**Provided information**
==============================
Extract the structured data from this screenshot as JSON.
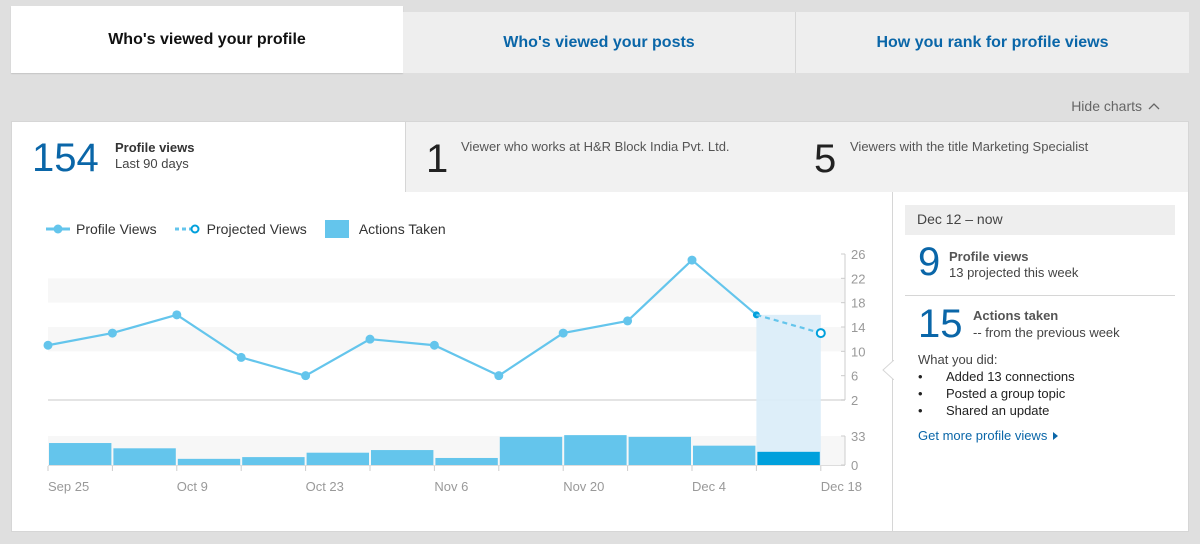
{
  "tabs": [
    {
      "label": "Who's viewed your profile",
      "active": true
    },
    {
      "label": "Who's viewed your posts",
      "active": false
    },
    {
      "label": "How you rank for profile views",
      "active": false
    }
  ],
  "hide_charts": {
    "label": "Hide charts",
    "icon": "chevron-up-icon"
  },
  "stats": {
    "profile_views": {
      "value": "154",
      "label": "Profile views",
      "sub": "Last 90 days"
    },
    "company": {
      "value": "1",
      "text": "Viewer who works at H&R Block India Pvt. Ltd."
    },
    "title": {
      "value": "5",
      "text": "Viewers with the title Marketing Specialist"
    }
  },
  "legend": {
    "profile_views": "Profile Views",
    "projected_views": "Projected Views",
    "actions_taken": "Actions Taken"
  },
  "colors": {
    "line": "#64c5ec",
    "bar": "#64c5ec",
    "bar_current": "#00a0dc",
    "highlight": "#d9ecf8",
    "accent": "#0a66a8"
  },
  "chart_data": {
    "type": "line+bar",
    "x_tick_labels": [
      "Sep 25",
      "Oct 9",
      "Oct 23",
      "Nov 6",
      "Nov 20",
      "Dec 4",
      "Dec 18"
    ],
    "series": [
      {
        "name": "Profile Views",
        "type": "line",
        "values": [
          11,
          13,
          16,
          9,
          6,
          12,
          11,
          6,
          13,
          15,
          25,
          16
        ]
      },
      {
        "name": "Projected Views",
        "type": "line-dashed",
        "values": [
          16,
          13
        ]
      },
      {
        "name": "Actions Taken",
        "type": "bar",
        "values": [
          25,
          19,
          7,
          9,
          14,
          17,
          8,
          32,
          34,
          32,
          22,
          15
        ]
      }
    ],
    "line_yaxis": {
      "ticks": [
        26,
        22,
        18,
        14,
        10,
        6,
        2
      ],
      "range": [
        2,
        26
      ]
    },
    "bar_yaxis": {
      "ticks": [
        33,
        0
      ],
      "range": [
        0,
        33
      ]
    },
    "highlighted_week_index": 11,
    "grid": "alternating bands"
  },
  "side": {
    "range": "Dec 12 – now",
    "profile_views": {
      "value": "9",
      "label": "Profile views",
      "sub": "13 projected this week"
    },
    "actions": {
      "value": "15",
      "label": "Actions taken",
      "sub": "-- from the previous week"
    },
    "what_you_did_label": "What you did:",
    "what_you_did": [
      "Added 13 connections",
      "Posted a group topic",
      "Shared an update"
    ],
    "more_link": "Get more profile views"
  }
}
==============================
**Short task**
Copy the data character for character, but drop all pictures from the copy.

**Written reply**
Extract the structured data from this screenshot as JSON.
{
  "tabs": [
    {
      "label": "Who's viewed your profile",
      "active": true
    },
    {
      "label": "Who's viewed your posts",
      "active": false
    },
    {
      "label": "How you rank for profile views",
      "active": false
    }
  ],
  "hide_charts": {
    "label": "Hide charts",
    "icon": "chevron-up-icon"
  },
  "stats": {
    "profile_views": {
      "value": "154",
      "label": "Profile views",
      "sub": "Last 90 days"
    },
    "company": {
      "value": "1",
      "text": "Viewer who works at H&R Block India Pvt. Ltd."
    },
    "title": {
      "value": "5",
      "text": "Viewers with the title Marketing Specialist"
    }
  },
  "legend": {
    "profile_views": "Profile Views",
    "projected_views": "Projected Views",
    "actions_taken": "Actions Taken"
  },
  "colors": {
    "line": "#64c5ec",
    "bar": "#64c5ec",
    "bar_current": "#00a0dc",
    "highlight": "#d9ecf8",
    "accent": "#0a66a8"
  },
  "chart_data": {
    "type": "line+bar",
    "x_tick_labels": [
      "Sep 25",
      "Oct 9",
      "Oct 23",
      "Nov 6",
      "Nov 20",
      "Dec 4",
      "Dec 18"
    ],
    "series": [
      {
        "name": "Profile Views",
        "type": "line",
        "values": [
          11,
          13,
          16,
          9,
          6,
          12,
          11,
          6,
          13,
          15,
          25,
          16
        ]
      },
      {
        "name": "Projected Views",
        "type": "line-dashed",
        "values": [
          16,
          13
        ]
      },
      {
        "name": "Actions Taken",
        "type": "bar",
        "values": [
          25,
          19,
          7,
          9,
          14,
          17,
          8,
          32,
          34,
          32,
          22,
          15
        ]
      }
    ],
    "line_yaxis": {
      "ticks": [
        26,
        22,
        18,
        14,
        10,
        6,
        2
      ],
      "range": [
        2,
        26
      ]
    },
    "bar_yaxis": {
      "ticks": [
        33,
        0
      ],
      "range": [
        0,
        33
      ]
    },
    "highlighted_week_index": 11,
    "grid": "alternating bands"
  },
  "side": {
    "range": "Dec 12 – now",
    "profile_views": {
      "value": "9",
      "label": "Profile views",
      "sub": "13 projected this week"
    },
    "actions": {
      "value": "15",
      "label": "Actions taken",
      "sub": "-- from the previous week"
    },
    "what_you_did_label": "What you did:",
    "what_you_did": [
      "Added 13 connections",
      "Posted a group topic",
      "Shared an update"
    ],
    "more_link": "Get more profile views"
  }
}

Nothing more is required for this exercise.